What you will do: Would you set down every entry shown below, precisely as written?

◇ ◇ ◇ ◇ ◇

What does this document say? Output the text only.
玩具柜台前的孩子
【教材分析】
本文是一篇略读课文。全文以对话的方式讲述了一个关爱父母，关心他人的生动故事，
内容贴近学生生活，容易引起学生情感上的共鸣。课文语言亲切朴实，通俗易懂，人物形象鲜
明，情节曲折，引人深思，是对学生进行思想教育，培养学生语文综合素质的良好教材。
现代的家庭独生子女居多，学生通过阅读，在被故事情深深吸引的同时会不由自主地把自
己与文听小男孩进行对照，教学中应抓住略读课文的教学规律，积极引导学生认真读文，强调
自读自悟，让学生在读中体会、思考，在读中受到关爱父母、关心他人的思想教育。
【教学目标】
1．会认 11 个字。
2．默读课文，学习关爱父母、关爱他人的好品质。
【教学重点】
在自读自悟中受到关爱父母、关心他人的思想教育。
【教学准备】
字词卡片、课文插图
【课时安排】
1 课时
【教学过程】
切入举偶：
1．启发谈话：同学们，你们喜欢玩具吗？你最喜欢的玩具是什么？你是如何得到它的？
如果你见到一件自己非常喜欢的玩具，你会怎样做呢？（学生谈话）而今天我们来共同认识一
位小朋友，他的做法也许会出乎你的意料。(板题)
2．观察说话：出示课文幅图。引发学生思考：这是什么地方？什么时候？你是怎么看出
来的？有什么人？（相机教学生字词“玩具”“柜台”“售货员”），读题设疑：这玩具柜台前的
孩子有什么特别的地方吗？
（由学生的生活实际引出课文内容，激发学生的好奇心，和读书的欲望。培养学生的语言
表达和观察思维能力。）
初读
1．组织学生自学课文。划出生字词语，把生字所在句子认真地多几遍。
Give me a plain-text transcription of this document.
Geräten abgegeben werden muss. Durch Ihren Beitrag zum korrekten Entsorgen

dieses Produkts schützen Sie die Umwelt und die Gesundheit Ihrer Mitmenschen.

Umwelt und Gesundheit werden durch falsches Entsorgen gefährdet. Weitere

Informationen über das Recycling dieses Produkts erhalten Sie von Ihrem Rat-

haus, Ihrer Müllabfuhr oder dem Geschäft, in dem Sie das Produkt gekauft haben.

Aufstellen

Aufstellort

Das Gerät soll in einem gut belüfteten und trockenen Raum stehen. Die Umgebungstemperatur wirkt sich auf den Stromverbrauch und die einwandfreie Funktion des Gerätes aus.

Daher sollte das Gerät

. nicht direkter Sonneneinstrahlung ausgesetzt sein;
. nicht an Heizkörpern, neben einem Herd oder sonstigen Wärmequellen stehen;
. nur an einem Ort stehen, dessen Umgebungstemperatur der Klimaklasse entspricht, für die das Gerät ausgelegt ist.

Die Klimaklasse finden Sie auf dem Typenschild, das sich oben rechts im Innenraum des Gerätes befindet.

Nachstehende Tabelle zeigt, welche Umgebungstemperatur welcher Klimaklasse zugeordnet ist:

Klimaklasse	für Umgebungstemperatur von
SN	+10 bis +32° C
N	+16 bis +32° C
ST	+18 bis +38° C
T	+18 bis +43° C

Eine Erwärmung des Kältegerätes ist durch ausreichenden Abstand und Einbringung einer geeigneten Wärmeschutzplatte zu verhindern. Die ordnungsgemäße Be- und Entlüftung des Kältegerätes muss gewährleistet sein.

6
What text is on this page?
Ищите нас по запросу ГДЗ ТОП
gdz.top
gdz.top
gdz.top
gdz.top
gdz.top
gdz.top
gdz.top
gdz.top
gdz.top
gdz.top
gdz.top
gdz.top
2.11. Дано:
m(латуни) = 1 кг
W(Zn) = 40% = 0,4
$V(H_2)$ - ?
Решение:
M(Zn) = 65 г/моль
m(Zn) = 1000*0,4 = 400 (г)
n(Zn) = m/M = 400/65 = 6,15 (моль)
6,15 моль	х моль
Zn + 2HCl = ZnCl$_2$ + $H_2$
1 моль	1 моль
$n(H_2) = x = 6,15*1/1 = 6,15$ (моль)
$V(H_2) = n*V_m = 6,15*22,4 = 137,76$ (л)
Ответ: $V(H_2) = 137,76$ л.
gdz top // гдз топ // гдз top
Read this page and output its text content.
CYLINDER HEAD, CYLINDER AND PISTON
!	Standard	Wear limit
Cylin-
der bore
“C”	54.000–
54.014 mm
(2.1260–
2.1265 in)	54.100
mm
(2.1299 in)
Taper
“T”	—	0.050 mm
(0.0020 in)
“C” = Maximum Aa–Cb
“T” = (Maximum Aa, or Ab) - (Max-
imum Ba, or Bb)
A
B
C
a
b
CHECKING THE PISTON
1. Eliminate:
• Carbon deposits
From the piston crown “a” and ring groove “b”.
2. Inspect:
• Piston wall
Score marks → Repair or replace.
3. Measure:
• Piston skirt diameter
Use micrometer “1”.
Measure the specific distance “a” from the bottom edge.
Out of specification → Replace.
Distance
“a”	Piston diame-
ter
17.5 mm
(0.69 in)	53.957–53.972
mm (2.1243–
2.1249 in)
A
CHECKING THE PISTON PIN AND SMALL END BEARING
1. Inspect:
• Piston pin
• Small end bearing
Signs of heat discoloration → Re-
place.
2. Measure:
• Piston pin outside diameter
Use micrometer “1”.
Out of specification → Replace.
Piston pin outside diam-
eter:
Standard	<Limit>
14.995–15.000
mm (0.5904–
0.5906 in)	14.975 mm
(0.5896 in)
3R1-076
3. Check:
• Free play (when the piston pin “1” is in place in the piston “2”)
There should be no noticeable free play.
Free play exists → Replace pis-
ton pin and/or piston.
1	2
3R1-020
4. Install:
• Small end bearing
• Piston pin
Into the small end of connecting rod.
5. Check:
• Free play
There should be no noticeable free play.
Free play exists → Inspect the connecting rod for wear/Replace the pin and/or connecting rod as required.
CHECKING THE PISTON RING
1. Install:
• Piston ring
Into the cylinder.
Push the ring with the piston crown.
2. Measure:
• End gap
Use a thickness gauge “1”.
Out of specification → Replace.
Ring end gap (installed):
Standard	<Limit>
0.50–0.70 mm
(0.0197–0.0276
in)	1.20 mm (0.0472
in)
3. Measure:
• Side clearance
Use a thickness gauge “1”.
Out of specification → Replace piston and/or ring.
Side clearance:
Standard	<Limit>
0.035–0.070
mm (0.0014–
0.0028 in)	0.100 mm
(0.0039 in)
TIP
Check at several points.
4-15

◇ ◇ ◇ ◇ ◇

Solution:
What does this document say? Output the text only.
玩具柜台前的孩子
【教材分析】
本文是一篇略读课文。全文以对话的方式讲述了一个关爱父母，关心他人的生动故事，
内容贴近学生生活，容易引起学生情感上的共鸣。课文语言亲切朴实，通俗易懂，人物形象鲜
明，情节曲折，引人深思，是对学生进行思想教育，培养学生语文综合素质的良好教材。
现代的家庭独生子女居多，学生通过阅读，在被故事情深深吸引的同时会不由自主地把自
己与文听小男孩进行对照，教学中应抓住略读课文的教学规律，积极引导学生认真读文，强调
自读自悟，让学生在读中体会、思考，在读中受到关爱父母、关心他人的思想教育。
【教学目标】
1．会认 11 个字。
2．默读课文，学习关爱父母、关爱他人的好品质。
【教学重点】
在自读自悟中受到关爱父母、关心他人的思想教育。
【教学准备】
字词卡片、课文插图
【课时安排】
1 课时
【教学过程】
切入举偶：
1．启发谈话：同学们，你们喜欢玩具吗？你最喜欢的玩具是什么？你是如何得到它的？
如果你见到一件自己非常喜欢的玩具，你会怎样做呢？（学生谈话）而今天我们来共同认识一
位小朋友，他的做法也许会出乎你的意料。(板题)
2．观察说话：出示课文幅图。引发学生思考：这是什么地方？什么时候？你是怎么看出
来的？有什么人？（相机教学生字词“玩具”“柜台”“售货员”），读题设疑：这玩具柜台前的
孩子有什么特别的地方吗？
（由学生的生活实际引出课文内容，激发学生的好奇心，和读书的欲望。培养学生的语言
表达和观察思维能力。）
初读
1．组织学生自学课文。划出生字词语，把生字所在句子认真地多几遍。
Give me a plain-text transcription of this document.
Geräten abgegeben werden muss. Durch Ihren Beitrag zum korrekten Entsorgen

dieses Produkts schützen Sie die Umwelt und die Gesundheit Ihrer Mitmenschen.

Umwelt und Gesundheit werden durch falsches Entsorgen gefährdet. Weitere

Informationen über das Recycling dieses Produkts erhalten Sie von Ihrem Rat-

haus, Ihrer Müllabfuhr oder dem Geschäft, in dem Sie das Produkt gekauft haben.

Aufstellen

Aufstellort

Das Gerät soll in einem gut belüfteten und trockenen Raum stehen. Die Umgebungstemperatur wirkt sich auf den Stromverbrauch und die einwandfreie Funktion des Gerätes aus.

Daher sollte das Gerät

. nicht direkter Sonneneinstrahlung ausgesetzt sein;
. nicht an Heizkörpern, neben einem Herd oder sonstigen Wärmequellen stehen;
. nur an einem Ort stehen, dessen Umgebungstemperatur der Klimaklasse entspricht, für die das Gerät ausgelegt ist.

Die Klimaklasse finden Sie auf dem Typenschild, das sich oben rechts im Innenraum des Gerätes befindet.

Nachstehende Tabelle zeigt, welche Umgebungstemperatur welcher Klimaklasse zugeordnet ist:

Klimaklasse	für Umgebungstemperatur von
SN	+10 bis +32° C
N	+16 bis +32° C
ST	+18 bis +38° C
T	+18 bis +43° C

Eine Erwärmung des Kältegerätes ist durch ausreichenden Abstand und Einbringung einer geeigneten Wärmeschutzplatte zu verhindern. Die ordnungsgemäße Be- und Entlüftung des Kältegerätes muss gewährleistet sein.

6
What text is on this page?
Ищите нас по запросу ГДЗ ТОП
gdz.top
gdz.top
gdz.top
gdz.top
gdz.top
gdz.top
gdz.top
gdz.top
gdz.top
gdz.top
gdz.top
gdz.top
2.11. Дано:
m(латуни) = 1 кг
W(Zn) = 40% = 0,4
$V(H_2)$ - ?
Решение:
M(Zn) = 65 г/моль
m(Zn) = 1000*0,4 = 400 (г)
n(Zn) = m/M = 400/65 = 6,15 (моль)
6,15 моль	х моль
Zn + 2HCl = ZnCl$_2$ + $H_2$
1 моль	1 моль
$n(H_2) = x = 6,15*1/1 = 6,15$ (моль)
$V(H_2) = n*V_m = 6,15*22,4 = 137,76$ (л)
Ответ: $V(H_2) = 137,76$ л.
gdz top // гдз топ // гдз top
Read this page and output its text content.
CYLINDER HEAD, CYLINDER AND PISTON
!	Standard	Wear limit
Cylin-
der bore
“C”	54.000–
54.014 mm
(2.1260–
2.1265 in)	54.100
mm
(2.1299 in)
Taper
“T”	—	0.050 mm
(0.0020 in)
“C” = Maximum Aa–Cb
“T” = (Maximum Aa, or Ab) - (Max-
imum Ba, or Bb)
A
B
C
a
b
CHECKING THE PISTON
1. Eliminate:
• Carbon deposits
From the piston crown “a” and ring groove “b”.
2. Inspect:
• Piston wall
Score marks → Repair or replace.
3. Measure:
• Piston skirt diameter
Use micrometer “1”.
Measure the specific distance “a” from the bottom edge.
Out of specification → Replace.
Distance
“a”	Piston diame-
ter
17.5 mm
(0.69 in)	53.957–53.972
mm (2.1243–
2.1249 in)
A
CHECKING THE PISTON PIN AND SMALL END BEARING
1. Inspect:
• Piston pin
• Small end bearing
Signs of heat discoloration → Re-
place.
2. Measure:
• Piston pin outside diameter
Use micrometer “1”.
Out of specification → Replace.
Piston pin outside diam-
eter:
Standard	<Limit>
14.995–15.000
mm (0.5904–
0.5906 in)	14.975 mm
(0.5896 in)
3R1-076
3. Check:
• Free play (when the piston pin “1” is in place in the piston “2”)
There should be no noticeable free play.
Free play exists → Replace pis-
ton pin and/or piston.
1	2
3R1-020
4. Install:
• Small end bearing
• Piston pin
Into the small end of connecting rod.
5. Check:
• Free play
There should be no noticeable free play.
Free play exists → Inspect the connecting rod for wear/Replace the pin and/or connecting rod as required.
CHECKING THE PISTON RING
1. Install:
• Piston ring
Into the cylinder.
Push the ring with the piston crown.
2. Measure:
• End gap
Use a thickness gauge “1”.
Out of specification → Replace.
Ring end gap (installed):
Standard	<Limit>
0.50–0.70 mm
(0.0197–0.0276
in)	1.20 mm (0.0472
in)
3. Measure:
• Side clearance
Use a thickness gauge “1”.
Out of specification → Replace piston and/or ring.
Side clearance:
Standard	<Limit>
0.035–0.070
mm (0.0014–
0.0028 in)	0.100 mm
(0.0039 in)
TIP
Check at several points.
4-15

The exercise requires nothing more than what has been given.